[BEGIN ITEMS]

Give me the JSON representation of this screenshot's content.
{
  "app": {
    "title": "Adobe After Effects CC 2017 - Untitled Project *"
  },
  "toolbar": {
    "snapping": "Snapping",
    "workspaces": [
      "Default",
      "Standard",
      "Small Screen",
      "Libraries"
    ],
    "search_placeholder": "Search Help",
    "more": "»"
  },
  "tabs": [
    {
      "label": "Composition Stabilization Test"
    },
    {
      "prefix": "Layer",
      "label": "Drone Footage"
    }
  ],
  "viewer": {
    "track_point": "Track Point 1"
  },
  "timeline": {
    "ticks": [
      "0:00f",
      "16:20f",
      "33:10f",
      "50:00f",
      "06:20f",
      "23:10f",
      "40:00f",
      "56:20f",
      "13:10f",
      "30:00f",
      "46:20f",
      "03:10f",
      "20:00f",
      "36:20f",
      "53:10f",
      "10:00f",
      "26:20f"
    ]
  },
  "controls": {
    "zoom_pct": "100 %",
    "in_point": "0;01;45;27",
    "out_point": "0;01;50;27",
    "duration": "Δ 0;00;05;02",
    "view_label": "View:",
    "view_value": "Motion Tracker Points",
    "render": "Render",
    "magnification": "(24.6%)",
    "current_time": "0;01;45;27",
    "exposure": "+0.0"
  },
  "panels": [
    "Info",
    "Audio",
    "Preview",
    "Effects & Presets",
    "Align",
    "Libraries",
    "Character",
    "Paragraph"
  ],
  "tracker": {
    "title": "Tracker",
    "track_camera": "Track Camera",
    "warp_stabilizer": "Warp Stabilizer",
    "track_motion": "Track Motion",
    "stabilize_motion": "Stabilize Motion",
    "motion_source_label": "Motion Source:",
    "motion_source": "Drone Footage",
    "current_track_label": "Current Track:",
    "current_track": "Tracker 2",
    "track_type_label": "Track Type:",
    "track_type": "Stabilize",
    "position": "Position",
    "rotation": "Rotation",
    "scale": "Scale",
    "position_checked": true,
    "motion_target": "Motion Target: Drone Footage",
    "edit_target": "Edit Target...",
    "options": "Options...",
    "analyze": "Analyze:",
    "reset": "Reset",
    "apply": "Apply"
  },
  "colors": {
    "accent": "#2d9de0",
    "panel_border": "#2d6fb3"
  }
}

[END ITEMS]

▸ PROBLEM DETAILS
Copy the records above exactly.

▸ ANSWER FOR THIS EXERCISE
Give me the JSON representation of this screenshot's content.
{
  "app": {
    "title": "Adobe After Effects CC 2017 - Untitled Project *"
  },
  "toolbar": {
    "snapping": "Snapping",
    "workspaces": [
      "Default",
      "Standard",
      "Small Screen",
      "Libraries"
    ],
    "search_placeholder": "Search Help",
    "more": "»"
  },
  "tabs": [
    {
      "label": "Composition Stabilization Test"
    },
    {
      "prefix": "Layer",
      "label": "Drone Footage"
    }
  ],
  "viewer": {
    "track_point": "Track Point 1"
  },
  "timeline": {
    "ticks": [
      "0:00f",
      "16:20f",
      "33:10f",
      "50:00f",
      "06:20f",
      "23:10f",
      "40:00f",
      "56:20f",
      "13:10f",
      "30:00f",
      "46:20f",
      "03:10f",
      "20:00f",
      "36:20f",
      "53:10f",
      "10:00f",
      "26:20f"
    ]
  },
  "controls": {
    "zoom_pct": "100 %",
    "in_point": "0;01;45;27",
    "out_point": "0;01;50;27",
    "duration": "Δ 0;00;05;02",
    "view_label": "View:",
    "view_value": "Motion Tracker Points",
    "render": "Render",
    "magnification": "(24.6%)",
    "current_time": "0;01;45;27",
    "exposure": "+0.0"
  },
  "panels": [
    "Info",
    "Audio",
    "Preview",
    "Effects & Presets",
    "Align",
    "Libraries",
    "Character",
    "Paragraph"
  ],
  "tracker": {
    "title": "Tracker",
    "track_camera": "Track Camera",
    "warp_stabilizer": "Warp Stabilizer",
    "track_motion": "Track Motion",
    "stabilize_motion": "Stabilize Motion",
    "motion_source_label": "Motion Source:",
    "motion_source": "Drone Footage",
    "current_track_label": "Current Track:",
    "current_track": "Tracker 2",
    "track_type_label": "Track Type:",
    "track_type": "Stabilize",
    "position": "Position",
    "rotation": "Rotation",
    "scale": "Scale",
    "position_checked": true,
    "motion_target": "Motion Target: Drone Footage",
    "edit_target": "Edit Target...",
    "options": "Options...",
    "analyze": "Analyze:",
    "reset": "Reset",
    "apply": "Apply"
  },
  "colors": {
    "accent": "#2d9de0",
    "panel_border": "#2d6fb3"
  }
}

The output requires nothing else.